[Entries supplied — start]

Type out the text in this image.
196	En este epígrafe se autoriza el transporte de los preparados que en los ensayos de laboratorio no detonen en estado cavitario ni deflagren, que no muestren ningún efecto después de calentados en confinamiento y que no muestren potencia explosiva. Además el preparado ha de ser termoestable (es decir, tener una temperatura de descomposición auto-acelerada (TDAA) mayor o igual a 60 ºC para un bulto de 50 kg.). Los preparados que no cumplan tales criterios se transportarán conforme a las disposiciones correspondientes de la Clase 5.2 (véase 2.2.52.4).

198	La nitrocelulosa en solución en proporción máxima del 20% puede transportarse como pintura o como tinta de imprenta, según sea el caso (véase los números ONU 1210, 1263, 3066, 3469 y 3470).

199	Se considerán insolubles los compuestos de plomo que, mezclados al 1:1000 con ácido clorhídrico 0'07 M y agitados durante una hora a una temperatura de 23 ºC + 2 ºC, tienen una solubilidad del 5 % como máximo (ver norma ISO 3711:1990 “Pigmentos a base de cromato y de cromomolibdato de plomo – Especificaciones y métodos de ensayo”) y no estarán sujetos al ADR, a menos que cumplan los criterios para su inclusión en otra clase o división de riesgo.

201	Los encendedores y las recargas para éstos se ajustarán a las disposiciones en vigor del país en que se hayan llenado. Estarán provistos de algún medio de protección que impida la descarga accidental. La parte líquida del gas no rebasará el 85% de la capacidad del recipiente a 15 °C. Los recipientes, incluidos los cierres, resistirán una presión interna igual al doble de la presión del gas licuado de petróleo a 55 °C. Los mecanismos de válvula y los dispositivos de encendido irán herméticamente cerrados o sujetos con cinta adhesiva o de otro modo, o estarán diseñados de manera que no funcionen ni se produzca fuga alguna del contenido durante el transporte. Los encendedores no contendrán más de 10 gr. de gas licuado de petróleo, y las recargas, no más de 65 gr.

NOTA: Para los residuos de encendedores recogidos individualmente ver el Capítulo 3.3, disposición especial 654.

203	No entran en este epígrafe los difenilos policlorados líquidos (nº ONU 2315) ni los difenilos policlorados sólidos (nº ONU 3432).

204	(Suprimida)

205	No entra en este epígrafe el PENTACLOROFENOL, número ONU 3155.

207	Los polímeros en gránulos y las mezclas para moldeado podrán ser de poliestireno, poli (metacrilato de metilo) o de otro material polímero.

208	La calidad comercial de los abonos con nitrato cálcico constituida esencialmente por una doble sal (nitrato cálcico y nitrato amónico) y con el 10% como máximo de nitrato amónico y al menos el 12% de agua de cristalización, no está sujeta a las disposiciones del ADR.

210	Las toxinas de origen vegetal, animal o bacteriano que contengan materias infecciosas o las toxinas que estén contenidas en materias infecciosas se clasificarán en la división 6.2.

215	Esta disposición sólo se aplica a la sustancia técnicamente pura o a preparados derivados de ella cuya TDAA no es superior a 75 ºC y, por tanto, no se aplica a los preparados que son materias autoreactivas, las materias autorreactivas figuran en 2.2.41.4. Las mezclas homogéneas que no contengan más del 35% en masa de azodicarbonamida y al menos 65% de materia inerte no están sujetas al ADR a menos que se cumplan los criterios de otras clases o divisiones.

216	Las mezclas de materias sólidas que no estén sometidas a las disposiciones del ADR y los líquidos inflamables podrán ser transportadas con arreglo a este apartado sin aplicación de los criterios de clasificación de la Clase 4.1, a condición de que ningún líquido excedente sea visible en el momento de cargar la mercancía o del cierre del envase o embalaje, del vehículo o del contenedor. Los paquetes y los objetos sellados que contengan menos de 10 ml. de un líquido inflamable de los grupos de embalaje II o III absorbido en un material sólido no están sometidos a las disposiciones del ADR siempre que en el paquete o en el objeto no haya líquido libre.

[Entries supplied — finish]

=== Required action ===
Every piece of the data must be set down exactly. Omit nothing.

=== Exercise solution ===
Type out the text in this image.
196	En este epígrafe se autoriza el transporte de los preparados que en los ensayos de laboratorio no detonen en estado cavitario ni deflagren, que no muestren ningún efecto después de calentados en confinamiento y que no muestren potencia explosiva. Además el preparado ha de ser termoestable (es decir, tener una temperatura de descomposición auto-acelerada (TDAA) mayor o igual a 60 ºC para un bulto de 50 kg.). Los preparados que no cumplan tales criterios se transportarán conforme a las disposiciones correspondientes de la Clase 5.2 (véase 2.2.52.4).

198	La nitrocelulosa en solución en proporción máxima del 20% puede transportarse como pintura o como tinta de imprenta, según sea el caso (véase los números ONU 1210, 1263, 3066, 3469 y 3470).

199	Se considerán insolubles los compuestos de plomo que, mezclados al 1:1000 con ácido clorhídrico 0'07 M y agitados durante una hora a una temperatura de 23 ºC + 2 ºC, tienen una solubilidad del 5 % como máximo (ver norma ISO 3711:1990 “Pigmentos a base de cromato y de cromomolibdato de plomo – Especificaciones y métodos de ensayo”) y no estarán sujetos al ADR, a menos que cumplan los criterios para su inclusión en otra clase o división de riesgo.

201	Los encendedores y las recargas para éstos se ajustarán a las disposiciones en vigor del país en que se hayan llenado. Estarán provistos de algún medio de protección que impida la descarga accidental. La parte líquida del gas no rebasará el 85% de la capacidad del recipiente a 15 °C. Los recipientes, incluidos los cierres, resistirán una presión interna igual al doble de la presión del gas licuado de petróleo a 55 °C. Los mecanismos de válvula y los dispositivos de encendido irán herméticamente cerrados o sujetos con cinta adhesiva o de otro modo, o estarán diseñados de manera que no funcionen ni se produzca fuga alguna del contenido durante el transporte. Los encendedores no contendrán más de 10 gr. de gas licuado de petróleo, y las recargas, no más de 65 gr.

NOTA: Para los residuos de encendedores recogidos individualmente ver el Capítulo 3.3, disposición especial 654.

203	No entran en este epígrafe los difenilos policlorados líquidos (nº ONU 2315) ni los difenilos policlorados sólidos (nº ONU 3432).

204	(Suprimida)

205	No entra en este epígrafe el PENTACLOROFENOL, número ONU 3155.

207	Los polímeros en gránulos y las mezclas para moldeado podrán ser de poliestireno, poli (metacrilato de metilo) o de otro material polímero.

208	La calidad comercial de los abonos con nitrato cálcico constituida esencialmente por una doble sal (nitrato cálcico y nitrato amónico) y con el 10% como máximo de nitrato amónico y al menos el 12% de agua de cristalización, no está sujeta a las disposiciones del ADR.

210	Las toxinas de origen vegetal, animal o bacteriano que contengan materias infecciosas o las toxinas que estén contenidas en materias infecciosas se clasificarán en la división 6.2.

215	Esta disposición sólo se aplica a la sustancia técnicamente pura o a preparados derivados de ella cuya TDAA no es superior a 75 ºC y, por tanto, no se aplica a los preparados que son materias autoreactivas, las materias autorreactivas figuran en 2.2.41.4. Las mezclas homogéneas que no contengan más del 35% en masa de azodicarbonamida y al menos 65% de materia inerte no están sujetas al ADR a menos que se cumplan los criterios de otras clases o divisiones.

216	Las mezclas de materias sólidas que no estén sometidas a las disposiciones del ADR y los líquidos inflamables podrán ser transportadas con arreglo a este apartado sin aplicación de los criterios de clasificación de la Clase 4.1, a condición de que ningún líquido excedente sea visible en el momento de cargar la mercancía o del cierre del envase o embalaje, del vehículo o del contenedor. Los paquetes y los objetos sellados que contengan menos de 10 ml. de un líquido inflamable de los grupos de embalaje II o III absorbido en un material sólido no están sometidos a las disposiciones del ADR siempre que en el paquete o en el objeto no haya líquido libre.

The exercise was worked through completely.